§ Requirements: Print out the entries below with no edits.

[Entries with figure data]
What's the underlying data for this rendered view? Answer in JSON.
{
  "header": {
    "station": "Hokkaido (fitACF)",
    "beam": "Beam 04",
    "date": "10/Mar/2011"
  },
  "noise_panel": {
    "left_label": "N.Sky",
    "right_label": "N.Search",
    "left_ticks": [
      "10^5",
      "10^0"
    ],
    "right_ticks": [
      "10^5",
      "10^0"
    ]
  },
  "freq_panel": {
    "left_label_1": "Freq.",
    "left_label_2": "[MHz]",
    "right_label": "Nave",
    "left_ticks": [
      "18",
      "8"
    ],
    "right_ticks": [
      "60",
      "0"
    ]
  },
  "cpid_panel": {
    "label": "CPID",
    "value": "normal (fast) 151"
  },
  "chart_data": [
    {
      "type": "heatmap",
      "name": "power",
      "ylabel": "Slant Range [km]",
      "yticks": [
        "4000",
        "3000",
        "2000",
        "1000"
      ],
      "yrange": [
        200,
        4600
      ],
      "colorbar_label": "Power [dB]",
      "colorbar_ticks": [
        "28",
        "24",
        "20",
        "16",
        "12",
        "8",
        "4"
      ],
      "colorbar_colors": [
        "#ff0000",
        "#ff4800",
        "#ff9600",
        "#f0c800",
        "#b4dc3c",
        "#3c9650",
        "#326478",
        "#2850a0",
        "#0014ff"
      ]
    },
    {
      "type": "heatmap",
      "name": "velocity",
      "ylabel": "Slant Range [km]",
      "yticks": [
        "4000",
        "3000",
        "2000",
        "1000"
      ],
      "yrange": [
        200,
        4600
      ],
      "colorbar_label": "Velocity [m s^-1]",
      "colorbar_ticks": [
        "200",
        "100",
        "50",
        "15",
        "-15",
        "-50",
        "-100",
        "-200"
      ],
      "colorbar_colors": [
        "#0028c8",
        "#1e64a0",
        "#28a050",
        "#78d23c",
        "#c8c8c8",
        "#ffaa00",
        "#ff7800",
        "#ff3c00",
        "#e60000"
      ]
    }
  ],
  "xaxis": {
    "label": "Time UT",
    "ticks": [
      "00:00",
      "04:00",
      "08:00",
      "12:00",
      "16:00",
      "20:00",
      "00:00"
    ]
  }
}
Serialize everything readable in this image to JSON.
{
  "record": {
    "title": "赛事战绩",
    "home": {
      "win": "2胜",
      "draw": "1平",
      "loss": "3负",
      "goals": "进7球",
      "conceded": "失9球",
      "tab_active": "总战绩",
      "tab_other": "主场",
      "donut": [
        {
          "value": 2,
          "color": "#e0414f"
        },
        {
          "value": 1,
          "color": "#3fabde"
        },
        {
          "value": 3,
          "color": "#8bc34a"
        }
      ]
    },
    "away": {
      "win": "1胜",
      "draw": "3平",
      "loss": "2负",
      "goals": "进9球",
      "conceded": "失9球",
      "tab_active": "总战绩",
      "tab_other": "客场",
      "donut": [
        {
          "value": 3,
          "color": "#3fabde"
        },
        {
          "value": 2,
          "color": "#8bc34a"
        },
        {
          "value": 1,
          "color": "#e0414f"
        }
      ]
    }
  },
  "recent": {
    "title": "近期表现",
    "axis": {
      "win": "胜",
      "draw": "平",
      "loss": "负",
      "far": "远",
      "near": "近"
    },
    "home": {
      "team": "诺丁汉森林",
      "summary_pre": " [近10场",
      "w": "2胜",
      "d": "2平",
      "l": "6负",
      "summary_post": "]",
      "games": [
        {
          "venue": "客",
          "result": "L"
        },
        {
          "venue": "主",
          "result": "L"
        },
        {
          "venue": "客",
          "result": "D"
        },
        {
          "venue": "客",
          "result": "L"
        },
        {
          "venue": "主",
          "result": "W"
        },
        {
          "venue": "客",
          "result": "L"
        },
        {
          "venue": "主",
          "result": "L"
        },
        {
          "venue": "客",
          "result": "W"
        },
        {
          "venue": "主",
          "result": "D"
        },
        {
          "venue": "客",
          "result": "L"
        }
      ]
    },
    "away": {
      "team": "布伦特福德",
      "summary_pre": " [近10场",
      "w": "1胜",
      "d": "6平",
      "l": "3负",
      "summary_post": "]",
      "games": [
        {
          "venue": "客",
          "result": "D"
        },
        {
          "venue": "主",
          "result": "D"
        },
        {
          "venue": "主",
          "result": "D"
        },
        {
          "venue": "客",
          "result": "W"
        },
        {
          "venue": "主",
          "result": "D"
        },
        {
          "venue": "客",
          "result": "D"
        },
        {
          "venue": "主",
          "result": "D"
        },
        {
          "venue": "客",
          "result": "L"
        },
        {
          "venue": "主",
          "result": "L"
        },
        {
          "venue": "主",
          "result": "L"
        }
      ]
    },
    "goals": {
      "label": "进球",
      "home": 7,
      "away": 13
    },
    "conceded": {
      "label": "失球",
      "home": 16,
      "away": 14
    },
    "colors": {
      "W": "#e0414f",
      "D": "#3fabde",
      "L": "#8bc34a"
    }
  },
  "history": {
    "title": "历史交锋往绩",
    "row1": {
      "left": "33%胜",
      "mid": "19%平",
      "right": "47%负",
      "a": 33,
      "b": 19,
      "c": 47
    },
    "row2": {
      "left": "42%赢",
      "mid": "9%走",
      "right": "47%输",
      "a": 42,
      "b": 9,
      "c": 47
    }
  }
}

§ Expected output:
What's the underlying data for this rendered view? Answer in JSON.
{
  "header": {
    "station": "Hokkaido (fitACF)",
    "beam": "Beam 04",
    "date": "10/Mar/2011"
  },
  "noise_panel": {
    "left_label": "N.Sky",
    "right_label": "N.Search",
    "left_ticks": [
      "10^5",
      "10^0"
    ],
    "right_ticks": [
      "10^5",
      "10^0"
    ]
  },
  "freq_panel": {
    "left_label_1": "Freq.",
    "left_label_2": "[MHz]",
    "right_label": "Nave",
    "left_ticks": [
      "18",
      "8"
    ],
    "right_ticks": [
      "60",
      "0"
    ]
  },
  "cpid_panel": {
    "label": "CPID",
    "value": "normal (fast) 151"
  },
  "chart_data": [
    {
      "type": "heatmap",
      "name": "power",
      "ylabel": "Slant Range [km]",
      "yticks": [
        "4000",
        "3000",
        "2000",
        "1000"
      ],
      "yrange": [
        200,
        4600
      ],
      "colorbar_label": "Power [dB]",
      "colorbar_ticks": [
        "28",
        "24",
        "20",
        "16",
        "12",
        "8",
        "4"
      ],
      "colorbar_colors": [
        "#ff0000",
        "#ff4800",
        "#ff9600",
        "#f0c800",
        "#b4dc3c",
        "#3c9650",
        "#326478",
        "#2850a0",
        "#0014ff"
      ]
    },
    {
      "type": "heatmap",
      "name": "velocity",
      "ylabel": "Slant Range [km]",
      "yticks": [
        "4000",
        "3000",
        "2000",
        "1000"
      ],
      "yrange": [
        200,
        4600
      ],
      "colorbar_label": "Velocity [m s^-1]",
      "colorbar_ticks": [
        "200",
        "100",
        "50",
        "15",
        "-15",
        "-50",
        "-100",
        "-200"
      ],
      "colorbar_colors": [
        "#0028c8",
        "#1e64a0",
        "#28a050",
        "#78d23c",
        "#c8c8c8",
        "#ffaa00",
        "#ff7800",
        "#ff3c00",
        "#e60000"
      ]
    }
  ],
  "xaxis": {
    "label": "Time UT",
    "ticks": [
      "00:00",
      "04:00",
      "08:00",
      "12:00",
      "16:00",
      "20:00",
      "00:00"
    ]
  }
}
Serialize everything readable in this image to JSON.
{
  "record": {
    "title": "赛事战绩",
    "home": {
      "win": "2胜",
      "draw": "1平",
      "loss": "3负",
      "goals": "进7球",
      "conceded": "失9球",
      "tab_active": "总战绩",
      "tab_other": "主场",
      "donut": [
        {
          "value": 2,
          "color": "#e0414f"
        },
        {
          "value": 1,
          "color": "#3fabde"
        },
        {
          "value": 3,
          "color": "#8bc34a"
        }
      ]
    },
    "away": {
      "win": "1胜",
      "draw": "3平",
      "loss": "2负",
      "goals": "进9球",
      "conceded": "失9球",
      "tab_active": "总战绩",
      "tab_other": "客场",
      "donut": [
        {
          "value": 3,
          "color": "#3fabde"
        },
        {
          "value": 2,
          "color": "#8bc34a"
        },
        {
          "value": 1,
          "color": "#e0414f"
        }
      ]
    }
  },
  "recent": {
    "title": "近期表现",
    "axis": {
      "win": "胜",
      "draw": "平",
      "loss": "负",
      "far": "远",
      "near": "近"
    },
    "home": {
      "team": "诺丁汉森林",
      "summary_pre": " [近10场",
      "w": "2胜",
      "d": "2平",
      "l": "6负",
      "summary_post": "]",
      "games": [
        {
          "venue": "客",
          "result": "L"
        },
        {
          "venue": "主",
          "result": "L"
        },
        {
          "venue": "客",
          "result": "D"
        },
        {
          "venue": "客",
          "result": "L"
        },
        {
          "venue": "主",
          "result": "W"
        },
        {
          "venue": "客",
          "result": "L"
        },
        {
          "venue": "主",
          "result": "L"
        },
        {
          "venue": "客",
          "result": "W"
        },
        {
          "venue": "主",
          "result": "D"
        },
        {
          "venue": "客",
          "result": "L"
        }
      ]
    },
    "away": {
      "team": "布伦特福德",
      "summary_pre": " [近10场",
      "w": "1胜",
      "d": "6平",
      "l": "3负",
      "summary_post": "]",
      "games": [
        {
          "venue": "客",
          "result": "D"
        },
        {
          "venue": "主",
          "result": "D"
        },
        {
          "venue": "主",
          "result": "D"
        },
        {
          "venue": "客",
          "result": "W"
        },
        {
          "venue": "主",
          "result": "D"
        },
        {
          "venue": "客",
          "result": "D"
        },
        {
          "venue": "主",
          "result": "D"
        },
        {
          "venue": "客",
          "result": "L"
        },
        {
          "venue": "主",
          "result": "L"
        },
        {
          "venue": "主",
          "result": "L"
        }
      ]
    },
    "goals": {
      "label": "进球",
      "home": 7,
      "away": 13
    },
    "conceded": {
      "label": "失球",
      "home": 16,
      "away": 14
    },
    "colors": {
      "W": "#e0414f",
      "D": "#3fabde",
      "L": "#8bc34a"
    }
  },
  "history": {
    "title": "历史交锋往绩",
    "row1": {
      "left": "33%胜",
      "mid": "19%平",
      "right": "47%负",
      "a": 33,
      "b": 19,
      "c": 47
    },
    "row2": {
      "left": "42%赢",
      "mid": "9%走",
      "right": "47%输",
      "a": 42,
      "b": 9,
      "c": 47
    }
  }
}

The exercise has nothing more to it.